Dataset rows:
---+---

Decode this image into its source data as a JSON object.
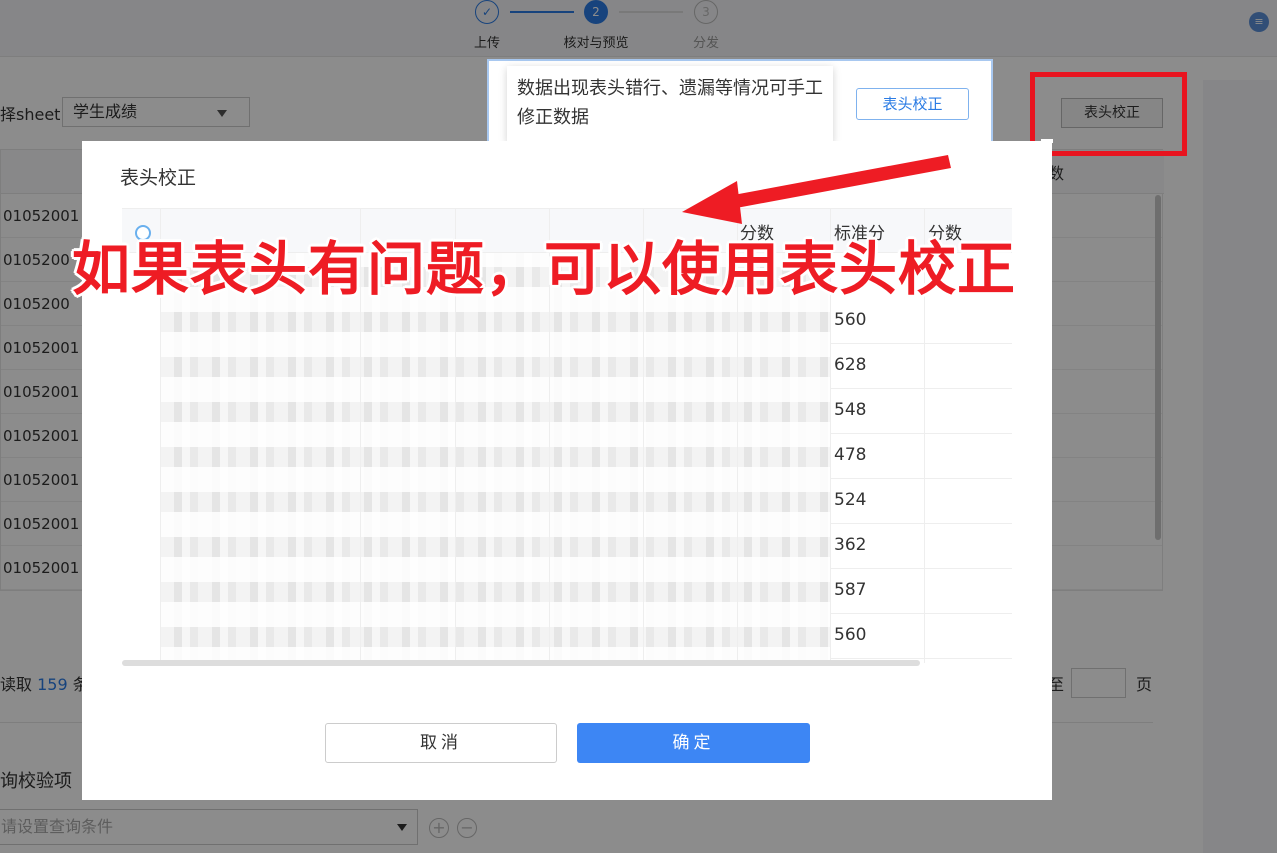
{
  "steps": [
    {
      "label": "上传",
      "symbol": "✓"
    },
    {
      "label": "核对与预览",
      "symbol": "2"
    },
    {
      "label": "分发",
      "symbol": "3"
    }
  ],
  "background": {
    "sheet_label": "择sheet:",
    "sheet_value": "学生成绩",
    "header_fix_button": "表头校正",
    "column_label": "数",
    "row_ids": [
      "01052001",
      "0105200",
      "0105200",
      "01052001",
      "01052001",
      "01052001",
      "01052001",
      "01052001",
      "01052001"
    ],
    "read_prefix": "读取",
    "read_count": "159",
    "read_suffix": "条",
    "page_to": "至",
    "page_unit": "页",
    "query_title": "询校验项",
    "query_placeholder": "请设置查询条件",
    "add_symbol": "+",
    "remove_symbol": "−"
  },
  "popover": {
    "text": "数据出现表头错行、遗漏等情况可手工修正数据",
    "button": "表头校正"
  },
  "modal": {
    "title": "表头校正",
    "headers": [
      "分数",
      "标准分",
      "分数"
    ],
    "values": [
      "560",
      "628",
      "548",
      "478",
      "524",
      "362",
      "587",
      "560"
    ],
    "cancel": "取消",
    "confirm": "确定"
  },
  "annotation": {
    "text": "如果表头有问题，可以使用表头校正"
  },
  "colors": {
    "accent": "#2a7be4",
    "primary_button": "#3d86f4",
    "annotation_red": "#ee1c24"
  }
}
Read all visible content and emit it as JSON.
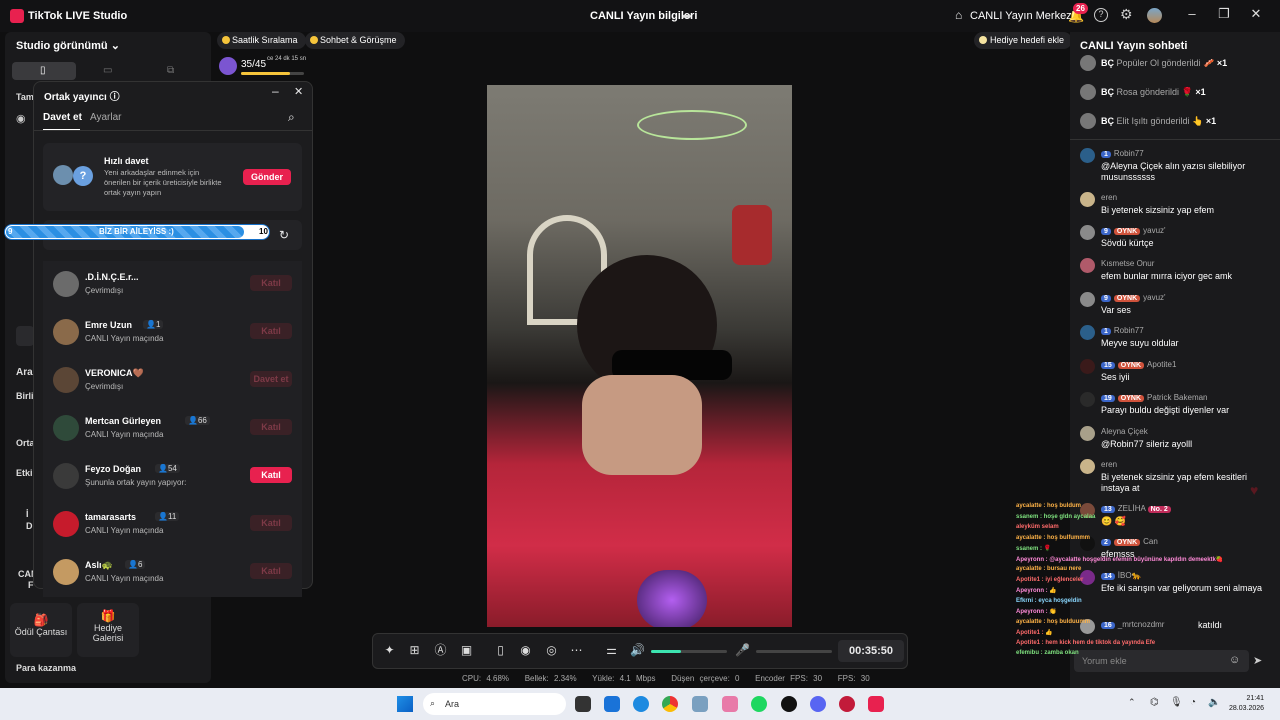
{
  "window": {
    "app_title": "TikTok LIVE Studio",
    "center_title": "CANLI Yayın bilgileri",
    "live_center": "CANLI Yayın Merkezi",
    "notif_count": "26"
  },
  "left": {
    "studio_view": "Studio görünümü",
    "frags": [
      "Tam",
      "Ara",
      "Birli",
      "Orta",
      "Etkil",
      "İ",
      "D",
      "CAN",
      "F"
    ],
    "tiles": [
      {
        "label": "Ödül Çantası"
      },
      {
        "label": "Hediye Galerisi"
      }
    ],
    "earn": "Para kazanma"
  },
  "top_pills": [
    "Saatlik Sıralama",
    "Sohbet & Görüşme"
  ],
  "score": {
    "value": "35/45",
    "time": "ce 24 dk 15 sn"
  },
  "gift_goal": "Hediye hedefi ekle",
  "popup": {
    "title": "Ortak yayıncı",
    "tabs": [
      "Davet et",
      "Ayarlar"
    ],
    "quick": {
      "title": "Hızlı davet",
      "desc": "Yeni arkadaşlar edinmek için önerilen bir içerik üreticisiyle birlikte ortak yayın yapın",
      "button": "Gönder"
    },
    "rows": [
      {
        "name": ".D.İ.N.Ç.E.r...",
        "status": "Çevrimdışı",
        "btn": "Katıl",
        "on": false,
        "color": "#6b6b6b"
      },
      {
        "name": "Emre Uzun",
        "count": "1",
        "status": "CANLI Yayın maçında",
        "btn": "Katıl",
        "on": false,
        "color": "#8a6a4a"
      },
      {
        "name": "VERONICA🤎",
        "status": "Çevrimdışı",
        "btn": "Davet et",
        "on": false,
        "color": "#5b4636"
      },
      {
        "name": "Mertcan Gürleyen",
        "count": "66",
        "status": "CANLI Yayın maçında",
        "btn": "Katıl",
        "on": false,
        "color": "#2f4a3a"
      },
      {
        "name": "Feyzo Doğan",
        "count": "54",
        "status": "Şununla ortak yayın yapıyor:",
        "btn": "Katıl",
        "on": true,
        "color": "#3a3a3a"
      },
      {
        "name": "tamarasarts",
        "count": "11",
        "status": "CANLI Yayın maçında",
        "btn": "Katıl",
        "on": false,
        "color": "#c61b2c"
      },
      {
        "name": "Aslı🐢",
        "count": "6",
        "status": "CANLI Yayın maçında",
        "btn": "Katıl",
        "on": false,
        "color": "#c49a62"
      }
    ]
  },
  "goal_bar": {
    "left": "9",
    "label": "BİZ BİR AİLEYİSS :)",
    "right": "10",
    "progress": 0.9
  },
  "chat": {
    "title": "CANLI Yayın sohbeti",
    "gifts": [
      {
        "user": "BÇ",
        "text": "Popüler Ol gönderildi",
        "count": "×1",
        "icon": "🥓"
      },
      {
        "user": "BÇ",
        "text": "Rosa gönderildi",
        "count": "×1",
        "icon": "🌹"
      },
      {
        "user": "BÇ",
        "text": "Elit Işıltı gönderildi",
        "count": "×1",
        "icon": "👆"
      }
    ],
    "messages": [
      {
        "lv": "1",
        "fan": "",
        "user": "Robin77",
        "text": "@Aleyna Çiçek alın yazısı silebiliyor musunssssss",
        "color": "#2b5f8a"
      },
      {
        "lv": "",
        "fan": "",
        "user": "eren",
        "text": "Bi yetenek sizsiniz yap efem",
        "color": "#c9b48a"
      },
      {
        "lv": "9",
        "fan": "OYNK",
        "user": "yavuz'",
        "text": "Sövdü kürtçe",
        "color": "#8a8a8a"
      },
      {
        "lv": "",
        "fan": "",
        "user": "Kısmetse Onur",
        "text": "efem bunlar mırra iciyor gec amk",
        "color": "#b05a6a"
      },
      {
        "lv": "9",
        "fan": "OYNK",
        "user": "yavuz'",
        "text": "Var ses",
        "color": "#8a8a8a"
      },
      {
        "lv": "1",
        "fan": "",
        "user": "Robin77",
        "text": "Meyve suyu oldular",
        "color": "#2b5f8a"
      },
      {
        "lv": "15",
        "fan": "OYNK",
        "user": "Apotite1",
        "text": "Ses iyii",
        "color": "#3a1a1a"
      },
      {
        "lv": "19",
        "fan": "OYNK",
        "user": "Patrick Bakeman",
        "text": "Parayı buldu değişti diyenler var",
        "color": "#2a2a2a"
      },
      {
        "lv": "",
        "fan": "",
        "user": "Aleyna Çiçek",
        "text": "@Robin77 sileriz ayolll",
        "color": "#a8a08a"
      },
      {
        "lv": "",
        "fan": "",
        "user": "eren",
        "text": "Bi yetenek sizsiniz yap efem kesitleri instaya at",
        "color": "#c9b48a"
      },
      {
        "lv": "13",
        "fan": "",
        "user": "ZELİHA",
        "text": "😊 🥰",
        "color": "#7a4a3a"
      },
      {
        "lv": "2",
        "fan": "OYNK",
        "user": "Can",
        "text": "efemsss",
        "color": "#111"
      },
      {
        "lv": "14",
        "fan": "",
        "user": "İBO🐆",
        "text": "Efe iki sarışın var geliyorum seni almaya",
        "color": "#7a2a8a"
      },
      {
        "lv": "16",
        "fan": "",
        "user": "_mrtcnozdmr",
        "text": "katıldı",
        "color": "#999"
      }
    ],
    "zeliha_badge": "No. 2",
    "comment_placeholder": "Yorum ekle"
  },
  "overlay_chat": [
    "aycalatte : hoş buldum",
    "ssanem : hoşe gldn aycalaa",
    "aleyküm selam",
    "aycalatte : hoş bulfummm",
    "ssanem : 🌹",
    "Apeyronn : @aycalatte hoşgeldin efemin büyününe kapıldın demeektk🍓",
    "aycalatte : bursau nere",
    "Apotite1 : iyi eğlenceler",
    "Apeyronn : 👍",
    "Efkrni : eyca hoşgeldin",
    "Apeyronn : 👏",
    "aycalatte : hoş bulduumm",
    "Apotite1 : 👍",
    "Apotite1 : hem kick hem de tiktok da yayında Efe",
    "efemibu : zamba okan"
  ],
  "controls": {
    "timer": "00:35:50"
  },
  "status": {
    "cpu": "CPU: 4.68%",
    "mem": "Bellek: 2.34%",
    "upload": "Yükle: 4.1 Mbps",
    "drop": "Düşen çerçeve: 0",
    "enc": "Encoder FPS: 30",
    "fps": "FPS: 30"
  },
  "taskbar": {
    "search": "Ara",
    "time": "21:41",
    "date": "28.03.2026"
  }
}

---+---

- _Your task_: Copy the listing word for word, excluding its pictures.

- _Result for this task_:
Decode this image into its source data as a JSON object.
{
  "steps": [
    {
      "label": "上传",
      "symbol": "✓"
    },
    {
      "label": "核对与预览",
      "symbol": "2"
    },
    {
      "label": "分发",
      "symbol": "3"
    }
  ],
  "background": {
    "sheet_label": "择sheet:",
    "sheet_value": "学生成绩",
    "header_fix_button": "表头校正",
    "column_label": "数",
    "row_ids": [
      "01052001",
      "0105200",
      "0105200",
      "01052001",
      "01052001",
      "01052001",
      "01052001",
      "01052001",
      "01052001"
    ],
    "read_prefix": "读取",
    "read_count": "159",
    "read_suffix": "条",
    "page_to": "至",
    "page_unit": "页",
    "query_title": "询校验项",
    "query_placeholder": "请设置查询条件",
    "add_symbol": "+",
    "remove_symbol": "−"
  },
  "popover": {
    "text": "数据出现表头错行、遗漏等情况可手工修正数据",
    "button": "表头校正"
  },
  "modal": {
    "title": "表头校正",
    "headers": [
      "分数",
      "标准分",
      "分数"
    ],
    "values": [
      "560",
      "628",
      "548",
      "478",
      "524",
      "362",
      "587",
      "560"
    ],
    "cancel": "取消",
    "confirm": "确定"
  },
  "annotation": {
    "text": "如果表头有问题，可以使用表头校正"
  },
  "colors": {
    "accent": "#2a7be4",
    "primary_button": "#3d86f4",
    "annotation_red": "#ee1c24"
  }
}
Read all visible content and emit it as JSON.
{
  "window": {
    "app_title": "TikTok LIVE Studio",
    "center_title": "CANLI Yayın bilgileri",
    "live_center": "CANLI Yayın Merkezi",
    "notif_count": "26"
  },
  "left": {
    "studio_view": "Studio görünümü",
    "frags": [
      "Tam",
      "Ara",
      "Birli",
      "Orta",
      "Etkil",
      "İ",
      "D",
      "CAN",
      "F"
    ],
    "tiles": [
      {
        "label": "Ödül Çantası"
      },
      {
        "label": "Hediye Galerisi"
      }
    ],
    "earn": "Para kazanma"
  },
  "top_pills": [
    "Saatlik Sıralama",
    "Sohbet & Görüşme"
  ],
  "score": {
    "value": "35/45",
    "time": "ce 24 dk 15 sn"
  },
  "gift_goal": "Hediye hedefi ekle",
  "popup": {
    "title": "Ortak yayıncı",
    "tabs": [
      "Davet et",
      "Ayarlar"
    ],
    "quick": {
      "title": "Hızlı davet",
      "desc": "Yeni arkadaşlar edinmek için önerilen bir içerik üreticisiyle birlikte ortak yayın yapın",
      "button": "Gönder"
    },
    "rows": [
      {
        "name": ".D.İ.N.Ç.E.r...",
        "status": "Çevrimdışı",
        "btn": "Katıl",
        "on": false,
        "color": "#6b6b6b"
      },
      {
        "name": "Emre Uzun",
        "count": "1",
        "status": "CANLI Yayın maçında",
        "btn": "Katıl",
        "on": false,
        "color": "#8a6a4a"
      },
      {
        "name": "VERONICA🤎",
        "status": "Çevrimdışı",
        "btn": "Davet et",
        "on": false,
        "color": "#5b4636"
      },
      {
        "name": "Mertcan Gürleyen",
        "count": "66",
        "status": "CANLI Yayın maçında",
        "btn": "Katıl",
        "on": false,
        "color": "#2f4a3a"
      },
      {
        "name": "Feyzo Doğan",
        "count": "54",
        "status": "Şununla ortak yayın yapıyor:",
        "btn": "Katıl",
        "on": true,
        "color": "#3a3a3a"
      },
      {
        "name": "tamarasarts",
        "count": "11",
        "status": "CANLI Yayın maçında",
        "btn": "Katıl",
        "on": false,
        "color": "#c61b2c"
      },
      {
        "name": "Aslı🐢",
        "count": "6",
        "status": "CANLI Yayın maçında",
        "btn": "Katıl",
        "on": false,
        "color": "#c49a62"
      }
    ]
  },
  "goal_bar": {
    "left": "9",
    "label": "BİZ BİR AİLEYİSS :)",
    "right": "10",
    "progress": 0.9
  },
  "chat": {
    "title": "CANLI Yayın sohbeti",
    "gifts": [
      {
        "user": "BÇ",
        "text": "Popüler Ol gönderildi",
        "count": "×1",
        "icon": "🥓"
      },
      {
        "user": "BÇ",
        "text": "Rosa gönderildi",
        "count": "×1",
        "icon": "🌹"
      },
      {
        "user": "BÇ",
        "text": "Elit Işıltı gönderildi",
        "count": "×1",
        "icon": "👆"
      }
    ],
    "messages": [
      {
        "lv": "1",
        "fan": "",
        "user": "Robin77",
        "text": "@Aleyna Çiçek alın yazısı silebiliyor musunssssss",
        "color": "#2b5f8a"
      },
      {
        "lv": "",
        "fan": "",
        "user": "eren",
        "text": "Bi yetenek sizsiniz yap efem",
        "color": "#c9b48a"
      },
      {
        "lv": "9",
        "fan": "OYNK",
        "user": "yavuz'",
        "text": "Sövdü kürtçe",
        "color": "#8a8a8a"
      },
      {
        "lv": "",
        "fan": "",
        "user": "Kısmetse Onur",
        "text": "efem bunlar mırra iciyor gec amk",
        "color": "#b05a6a"
      },
      {
        "lv": "9",
        "fan": "OYNK",
        "user": "yavuz'",
        "text": "Var ses",
        "color": "#8a8a8a"
      },
      {
        "lv": "1",
        "fan": "",
        "user": "Robin77",
        "text": "Meyve suyu oldular",
        "color": "#2b5f8a"
      },
      {
        "lv": "15",
        "fan": "OYNK",
        "user": "Apotite1",
        "text": "Ses iyii",
        "color": "#3a1a1a"
      },
      {
        "lv": "19",
        "fan": "OYNK",
        "user": "Patrick Bakeman",
        "text": "Parayı buldu değişti diyenler var",
        "color": "#2a2a2a"
      },
      {
        "lv": "",
        "fan": "",
        "user": "Aleyna Çiçek",
        "text": "@Robin77 sileriz ayolll",
        "color": "#a8a08a"
      },
      {
        "lv": "",
        "fan": "",
        "user": "eren",
        "text": "Bi yetenek sizsiniz yap efem kesitleri instaya at",
        "color": "#c9b48a"
      },
      {
        "lv": "13",
        "fan": "",
        "user": "ZELİHA",
        "text": "😊 🥰",
        "color": "#7a4a3a"
      },
      {
        "lv": "2",
        "fan": "OYNK",
        "user": "Can",
        "text": "efemsss",
        "color": "#111"
      },
      {
        "lv": "14",
        "fan": "",
        "user": "İBO🐆",
        "text": "Efe iki sarışın var geliyorum seni almaya",
        "color": "#7a2a8a"
      },
      {
        "lv": "16",
        "fan": "",
        "user": "_mrtcnozdmr",
        "text": "katıldı",
        "color": "#999"
      }
    ],
    "zeliha_badge": "No. 2",
    "comment_placeholder": "Yorum ekle"
  },
  "overlay_chat": [
    "aycalatte : hoş buldum",
    "ssanem : hoşe gldn aycalaa",
    "aleyküm selam",
    "aycalatte : hoş bulfummm",
    "ssanem : 🌹",
    "Apeyronn : @aycalatte hoşgeldin efemin büyününe kapıldın demeektk🍓",
    "aycalatte : bursau nere",
    "Apotite1 : iyi eğlenceler",
    "Apeyronn : 👍",
    "Efkrni : eyca hoşgeldin",
    "Apeyronn : 👏",
    "aycalatte : hoş bulduumm",
    "Apotite1 : 👍",
    "Apotite1 : hem kick hem de tiktok da yayında Efe",
    "efemibu : zamba okan"
  ],
  "controls": {
    "timer": "00:35:50"
  },
  "status": {
    "cpu": "CPU: 4.68%",
    "mem": "Bellek: 2.34%",
    "upload": "Yükle: 4.1 Mbps",
    "drop": "Düşen çerçeve: 0",
    "enc": "Encoder FPS: 30",
    "fps": "FPS: 30"
  },
  "taskbar": {
    "search": "Ara",
    "time": "21:41",
    "date": "28.03.2026"
  }
}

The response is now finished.